▸ REQUEST
Leave out the pictures and repeat every record exactly.
# start of MATERIALS PROVIDED
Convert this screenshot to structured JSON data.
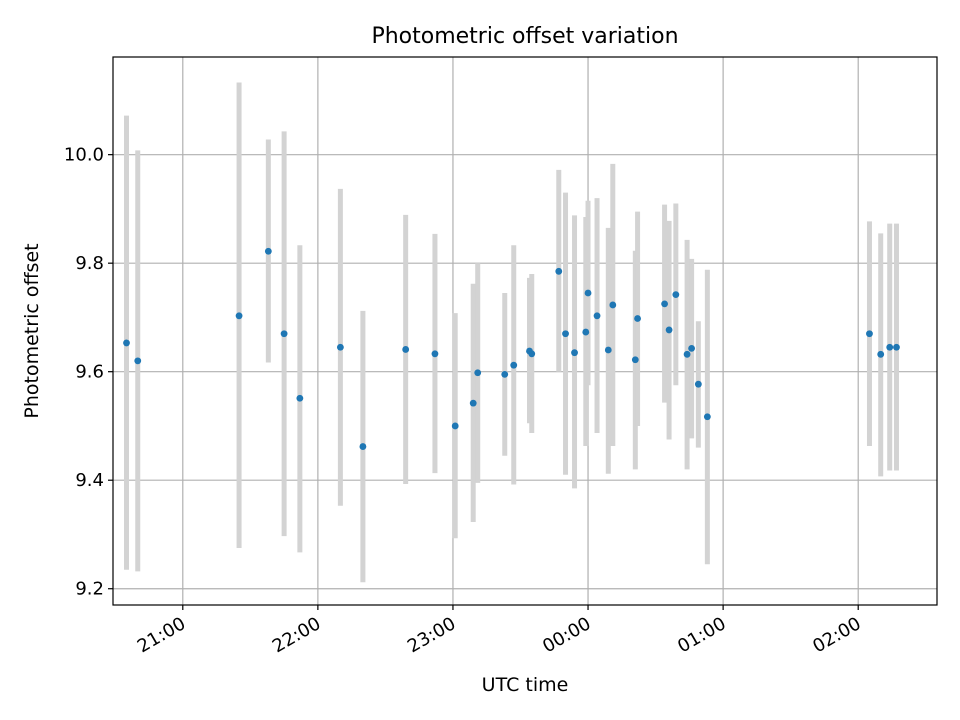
{
  "chart_data": {
    "type": "scatter",
    "title": "Photometric offset variation",
    "xlabel": "UTC time",
    "ylabel": "Photometric offset",
    "x_axis": {
      "kind": "time",
      "range": [
        "20:29",
        "02:35"
      ],
      "ticks": [
        {
          "time": "21:00",
          "label": "21:00"
        },
        {
          "time": "22:00",
          "label": "22:00"
        },
        {
          "time": "23:00",
          "label": "23:00"
        },
        {
          "time": "00:00",
          "label": "00:00"
        },
        {
          "time": "01:00",
          "label": "01:00"
        },
        {
          "time": "02:00",
          "label": "02:00"
        }
      ],
      "tick_label_rotation": 30
    },
    "y_axis": {
      "range": [
        9.17,
        10.18
      ],
      "ticks": [
        {
          "value": 9.2,
          "label": "9.2"
        },
        {
          "value": 9.4,
          "label": "9.4"
        },
        {
          "value": 9.6,
          "label": "9.6"
        },
        {
          "value": 9.8,
          "label": "9.8"
        },
        {
          "value": 10.0,
          "label": "10.0"
        }
      ]
    },
    "grid": true,
    "marker_color": "#1f77b4",
    "errorbar_color": "#d3d3d3",
    "points": [
      {
        "time": "20:35",
        "y": 9.653,
        "lo": 9.235,
        "hi": 10.072
      },
      {
        "time": "20:40",
        "y": 9.62,
        "lo": 9.232,
        "hi": 10.008
      },
      {
        "time": "21:25",
        "y": 9.703,
        "lo": 9.275,
        "hi": 10.133
      },
      {
        "time": "21:38",
        "y": 9.822,
        "lo": 9.617,
        "hi": 10.028
      },
      {
        "time": "21:45",
        "y": 9.67,
        "lo": 9.297,
        "hi": 10.043
      },
      {
        "time": "21:52",
        "y": 9.551,
        "lo": 9.267,
        "hi": 9.833
      },
      {
        "time": "22:10",
        "y": 9.645,
        "lo": 9.353,
        "hi": 9.937
      },
      {
        "time": "22:20",
        "y": 9.462,
        "lo": 9.212,
        "hi": 9.712
      },
      {
        "time": "22:39",
        "y": 9.641,
        "lo": 9.393,
        "hi": 9.889
      },
      {
        "time": "22:52",
        "y": 9.633,
        "lo": 9.413,
        "hi": 9.854
      },
      {
        "time": "23:01",
        "y": 9.5,
        "lo": 9.293,
        "hi": 9.708
      },
      {
        "time": "23:09",
        "y": 9.542,
        "lo": 9.323,
        "hi": 9.762
      },
      {
        "time": "23:11",
        "y": 9.598,
        "lo": 9.395,
        "hi": 9.8
      },
      {
        "time": "23:23",
        "y": 9.595,
        "lo": 9.445,
        "hi": 9.745
      },
      {
        "time": "23:27",
        "y": 9.612,
        "lo": 9.392,
        "hi": 9.833
      },
      {
        "time": "23:34",
        "y": 9.638,
        "lo": 9.505,
        "hi": 9.773
      },
      {
        "time": "23:35",
        "y": 9.633,
        "lo": 9.487,
        "hi": 9.78
      },
      {
        "time": "23:47",
        "y": 9.785,
        "lo": 9.6,
        "hi": 9.972
      },
      {
        "time": "23:50",
        "y": 9.67,
        "lo": 9.41,
        "hi": 9.93
      },
      {
        "time": "23:54",
        "y": 9.635,
        "lo": 9.385,
        "hi": 9.888
      },
      {
        "time": "23:59",
        "y": 9.673,
        "lo": 9.463,
        "hi": 9.885
      },
      {
        "time": "00:00",
        "y": 9.745,
        "lo": 9.575,
        "hi": 9.915
      },
      {
        "time": "00:04",
        "y": 9.703,
        "lo": 9.487,
        "hi": 9.92
      },
      {
        "time": "00:09",
        "y": 9.64,
        "lo": 9.412,
        "hi": 9.865
      },
      {
        "time": "00:11",
        "y": 9.723,
        "lo": 9.463,
        "hi": 9.983
      },
      {
        "time": "00:21",
        "y": 9.622,
        "lo": 9.42,
        "hi": 9.823
      },
      {
        "time": "00:22",
        "y": 9.698,
        "lo": 9.5,
        "hi": 9.895
      },
      {
        "time": "00:34",
        "y": 9.725,
        "lo": 9.543,
        "hi": 9.908
      },
      {
        "time": "00:36",
        "y": 9.677,
        "lo": 9.475,
        "hi": 9.878
      },
      {
        "time": "00:39",
        "y": 9.742,
        "lo": 9.575,
        "hi": 9.91
      },
      {
        "time": "00:44",
        "y": 9.632,
        "lo": 9.42,
        "hi": 9.843
      },
      {
        "time": "00:46",
        "y": 9.643,
        "lo": 9.477,
        "hi": 9.808
      },
      {
        "time": "00:49",
        "y": 9.577,
        "lo": 9.46,
        "hi": 9.693
      },
      {
        "time": "00:53",
        "y": 9.517,
        "lo": 9.245,
        "hi": 9.788
      },
      {
        "time": "02:05",
        "y": 9.67,
        "lo": 9.463,
        "hi": 9.877
      },
      {
        "time": "02:10",
        "y": 9.632,
        "lo": 9.407,
        "hi": 9.855
      },
      {
        "time": "02:14",
        "y": 9.645,
        "lo": 9.418,
        "hi": 9.873
      },
      {
        "time": "02:17",
        "y": 9.645,
        "lo": 9.418,
        "hi": 9.873
      }
    ]
  }
}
# end of MATERIALS PROVIDED
▸ EXERCISE RESPONSE
Convert this screenshot to structured JSON data.
{
  "chart_data": {
    "type": "scatter",
    "title": "Photometric offset variation",
    "xlabel": "UTC time",
    "ylabel": "Photometric offset",
    "x_axis": {
      "kind": "time",
      "range": [
        "20:29",
        "02:35"
      ],
      "ticks": [
        {
          "time": "21:00",
          "label": "21:00"
        },
        {
          "time": "22:00",
          "label": "22:00"
        },
        {
          "time": "23:00",
          "label": "23:00"
        },
        {
          "time": "00:00",
          "label": "00:00"
        },
        {
          "time": "01:00",
          "label": "01:00"
        },
        {
          "time": "02:00",
          "label": "02:00"
        }
      ],
      "tick_label_rotation": 30
    },
    "y_axis": {
      "range": [
        9.17,
        10.18
      ],
      "ticks": [
        {
          "value": 9.2,
          "label": "9.2"
        },
        {
          "value": 9.4,
          "label": "9.4"
        },
        {
          "value": 9.6,
          "label": "9.6"
        },
        {
          "value": 9.8,
          "label": "9.8"
        },
        {
          "value": 10.0,
          "label": "10.0"
        }
      ]
    },
    "grid": true,
    "marker_color": "#1f77b4",
    "errorbar_color": "#d3d3d3",
    "points": [
      {
        "time": "20:35",
        "y": 9.653,
        "lo": 9.235,
        "hi": 10.072
      },
      {
        "time": "20:40",
        "y": 9.62,
        "lo": 9.232,
        "hi": 10.008
      },
      {
        "time": "21:25",
        "y": 9.703,
        "lo": 9.275,
        "hi": 10.133
      },
      {
        "time": "21:38",
        "y": 9.822,
        "lo": 9.617,
        "hi": 10.028
      },
      {
        "time": "21:45",
        "y": 9.67,
        "lo": 9.297,
        "hi": 10.043
      },
      {
        "time": "21:52",
        "y": 9.551,
        "lo": 9.267,
        "hi": 9.833
      },
      {
        "time": "22:10",
        "y": 9.645,
        "lo": 9.353,
        "hi": 9.937
      },
      {
        "time": "22:20",
        "y": 9.462,
        "lo": 9.212,
        "hi": 9.712
      },
      {
        "time": "22:39",
        "y": 9.641,
        "lo": 9.393,
        "hi": 9.889
      },
      {
        "time": "22:52",
        "y": 9.633,
        "lo": 9.413,
        "hi": 9.854
      },
      {
        "time": "23:01",
        "y": 9.5,
        "lo": 9.293,
        "hi": 9.708
      },
      {
        "time": "23:09",
        "y": 9.542,
        "lo": 9.323,
        "hi": 9.762
      },
      {
        "time": "23:11",
        "y": 9.598,
        "lo": 9.395,
        "hi": 9.8
      },
      {
        "time": "23:23",
        "y": 9.595,
        "lo": 9.445,
        "hi": 9.745
      },
      {
        "time": "23:27",
        "y": 9.612,
        "lo": 9.392,
        "hi": 9.833
      },
      {
        "time": "23:34",
        "y": 9.638,
        "lo": 9.505,
        "hi": 9.773
      },
      {
        "time": "23:35",
        "y": 9.633,
        "lo": 9.487,
        "hi": 9.78
      },
      {
        "time": "23:47",
        "y": 9.785,
        "lo": 9.6,
        "hi": 9.972
      },
      {
        "time": "23:50",
        "y": 9.67,
        "lo": 9.41,
        "hi": 9.93
      },
      {
        "time": "23:54",
        "y": 9.635,
        "lo": 9.385,
        "hi": 9.888
      },
      {
        "time": "23:59",
        "y": 9.673,
        "lo": 9.463,
        "hi": 9.885
      },
      {
        "time": "00:00",
        "y": 9.745,
        "lo": 9.575,
        "hi": 9.915
      },
      {
        "time": "00:04",
        "y": 9.703,
        "lo": 9.487,
        "hi": 9.92
      },
      {
        "time": "00:09",
        "y": 9.64,
        "lo": 9.412,
        "hi": 9.865
      },
      {
        "time": "00:11",
        "y": 9.723,
        "lo": 9.463,
        "hi": 9.983
      },
      {
        "time": "00:21",
        "y": 9.622,
        "lo": 9.42,
        "hi": 9.823
      },
      {
        "time": "00:22",
        "y": 9.698,
        "lo": 9.5,
        "hi": 9.895
      },
      {
        "time": "00:34",
        "y": 9.725,
        "lo": 9.543,
        "hi": 9.908
      },
      {
        "time": "00:36",
        "y": 9.677,
        "lo": 9.475,
        "hi": 9.878
      },
      {
        "time": "00:39",
        "y": 9.742,
        "lo": 9.575,
        "hi": 9.91
      },
      {
        "time": "00:44",
        "y": 9.632,
        "lo": 9.42,
        "hi": 9.843
      },
      {
        "time": "00:46",
        "y": 9.643,
        "lo": 9.477,
        "hi": 9.808
      },
      {
        "time": "00:49",
        "y": 9.577,
        "lo": 9.46,
        "hi": 9.693
      },
      {
        "time": "00:53",
        "y": 9.517,
        "lo": 9.245,
        "hi": 9.788
      },
      {
        "time": "02:05",
        "y": 9.67,
        "lo": 9.463,
        "hi": 9.877
      },
      {
        "time": "02:10",
        "y": 9.632,
        "lo": 9.407,
        "hi": 9.855
      },
      {
        "time": "02:14",
        "y": 9.645,
        "lo": 9.418,
        "hi": 9.873
      },
      {
        "time": "02:17",
        "y": 9.645,
        "lo": 9.418,
        "hi": 9.873
      }
    ]
  }
}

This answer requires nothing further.